- [WHAT YOU ARE ASKED TO DO]
Give the data below again exactly, and drop each picture from it.

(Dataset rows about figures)
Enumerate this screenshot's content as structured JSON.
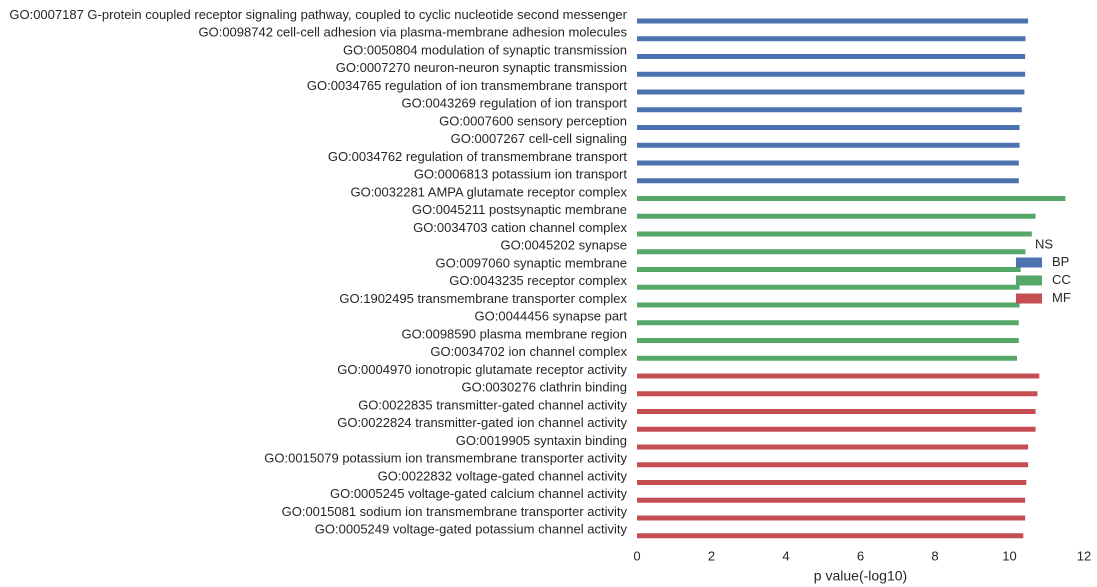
{
  "chart_data": {
    "type": "bar",
    "orientation": "horizontal",
    "categories": [
      "GO:0007187 G-protein coupled receptor signaling pathway, coupled to cyclic nucleotide second messenger",
      "GO:0098742 cell-cell adhesion via plasma-membrane adhesion molecules",
      "GO:0050804 modulation of synaptic transmission",
      "GO:0007270 neuron-neuron synaptic transmission",
      "GO:0034765 regulation of ion transmembrane transport",
      "GO:0043269 regulation of ion transport",
      "GO:0007600 sensory perception",
      "GO:0007267 cell-cell signaling",
      "GO:0034762 regulation of transmembrane transport",
      "GO:0006813 potassium ion transport",
      "GO:0032281 AMPA glutamate receptor complex",
      "GO:0045211 postsynaptic membrane",
      "GO:0034703 cation channel complex",
      "GO:0045202 synapse",
      "GO:0097060 synaptic membrane",
      "GO:0043235 receptor complex",
      "GO:1902495 transmembrane transporter complex",
      "GO:0044456 synapse part",
      "GO:0098590 plasma membrane region",
      "GO:0034702 ion channel complex",
      "GO:0004970 ionotropic glutamate receptor activity",
      "GO:0030276 clathrin binding",
      "GO:0022835 transmitter-gated channel activity",
      "GO:0022824 transmitter-gated ion channel activity",
      "GO:0019905 syntaxin binding",
      "GO:0015079 potassium ion transmembrane transporter activity",
      "GO:0022832 voltage-gated channel activity",
      "GO:0005245 voltage-gated calcium channel activity",
      "GO:0015081 sodium ion transmembrane transporter activity",
      "GO:0005249 voltage-gated potassium channel activity"
    ],
    "series": [
      {
        "name": "BP",
        "color": "#4c72b0",
        "values": [
          10.5,
          10.43,
          10.42,
          10.42,
          10.4,
          10.33,
          10.27,
          10.27,
          10.25,
          10.25,
          null,
          null,
          null,
          null,
          null,
          null,
          null,
          null,
          null,
          null,
          null,
          null,
          null,
          null,
          null,
          null,
          null,
          null,
          null,
          null
        ]
      },
      {
        "name": "CC",
        "color": "#55a868",
        "values": [
          null,
          null,
          null,
          null,
          null,
          null,
          null,
          null,
          null,
          null,
          11.5,
          10.7,
          10.6,
          10.43,
          10.3,
          10.27,
          10.27,
          10.25,
          10.25,
          10.2,
          null,
          null,
          null,
          null,
          null,
          null,
          null,
          null,
          null,
          null
        ]
      },
      {
        "name": "MF",
        "color": "#c44e52",
        "values": [
          null,
          null,
          null,
          null,
          null,
          null,
          null,
          null,
          null,
          null,
          null,
          null,
          null,
          null,
          null,
          null,
          null,
          null,
          null,
          null,
          10.8,
          10.75,
          10.7,
          10.7,
          10.5,
          10.5,
          10.45,
          10.42,
          10.42,
          10.37
        ]
      }
    ],
    "xticks": [
      "0",
      "2",
      "4",
      "6",
      "8",
      "10",
      "12"
    ],
    "xlabel": "p value(-log10)",
    "ylabel": "",
    "title": "",
    "xlim": [
      0,
      12
    ],
    "grid": false,
    "legend": {
      "title": "NS",
      "placement": "right",
      "entries": [
        "BP",
        "CC",
        "MF"
      ]
    }
  }
}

- [ANSWER TO THE PROBLEM]
Enumerate this screenshot's content as structured JSON.
{
  "chart_data": {
    "type": "bar",
    "orientation": "horizontal",
    "categories": [
      "GO:0007187 G-protein coupled receptor signaling pathway, coupled to cyclic nucleotide second messenger",
      "GO:0098742 cell-cell adhesion via plasma-membrane adhesion molecules",
      "GO:0050804 modulation of synaptic transmission",
      "GO:0007270 neuron-neuron synaptic transmission",
      "GO:0034765 regulation of ion transmembrane transport",
      "GO:0043269 regulation of ion transport",
      "GO:0007600 sensory perception",
      "GO:0007267 cell-cell signaling",
      "GO:0034762 regulation of transmembrane transport",
      "GO:0006813 potassium ion transport",
      "GO:0032281 AMPA glutamate receptor complex",
      "GO:0045211 postsynaptic membrane",
      "GO:0034703 cation channel complex",
      "GO:0045202 synapse",
      "GO:0097060 synaptic membrane",
      "GO:0043235 receptor complex",
      "GO:1902495 transmembrane transporter complex",
      "GO:0044456 synapse part",
      "GO:0098590 plasma membrane region",
      "GO:0034702 ion channel complex",
      "GO:0004970 ionotropic glutamate receptor activity",
      "GO:0030276 clathrin binding",
      "GO:0022835 transmitter-gated channel activity",
      "GO:0022824 transmitter-gated ion channel activity",
      "GO:0019905 syntaxin binding",
      "GO:0015079 potassium ion transmembrane transporter activity",
      "GO:0022832 voltage-gated channel activity",
      "GO:0005245 voltage-gated calcium channel activity",
      "GO:0015081 sodium ion transmembrane transporter activity",
      "GO:0005249 voltage-gated potassium channel activity"
    ],
    "series": [
      {
        "name": "BP",
        "color": "#4c72b0",
        "values": [
          10.5,
          10.43,
          10.42,
          10.42,
          10.4,
          10.33,
          10.27,
          10.27,
          10.25,
          10.25,
          null,
          null,
          null,
          null,
          null,
          null,
          null,
          null,
          null,
          null,
          null,
          null,
          null,
          null,
          null,
          null,
          null,
          null,
          null,
          null
        ]
      },
      {
        "name": "CC",
        "color": "#55a868",
        "values": [
          null,
          null,
          null,
          null,
          null,
          null,
          null,
          null,
          null,
          null,
          11.5,
          10.7,
          10.6,
          10.43,
          10.3,
          10.27,
          10.27,
          10.25,
          10.25,
          10.2,
          null,
          null,
          null,
          null,
          null,
          null,
          null,
          null,
          null,
          null
        ]
      },
      {
        "name": "MF",
        "color": "#c44e52",
        "values": [
          null,
          null,
          null,
          null,
          null,
          null,
          null,
          null,
          null,
          null,
          null,
          null,
          null,
          null,
          null,
          null,
          null,
          null,
          null,
          null,
          10.8,
          10.75,
          10.7,
          10.7,
          10.5,
          10.5,
          10.45,
          10.42,
          10.42,
          10.37
        ]
      }
    ],
    "xticks": [
      "0",
      "2",
      "4",
      "6",
      "8",
      "10",
      "12"
    ],
    "xlabel": "p value(-log10)",
    "ylabel": "",
    "title": "",
    "xlim": [
      0,
      12
    ],
    "grid": false,
    "legend": {
      "title": "NS",
      "placement": "right",
      "entries": [
        "BP",
        "CC",
        "MF"
      ]
    }
  }
}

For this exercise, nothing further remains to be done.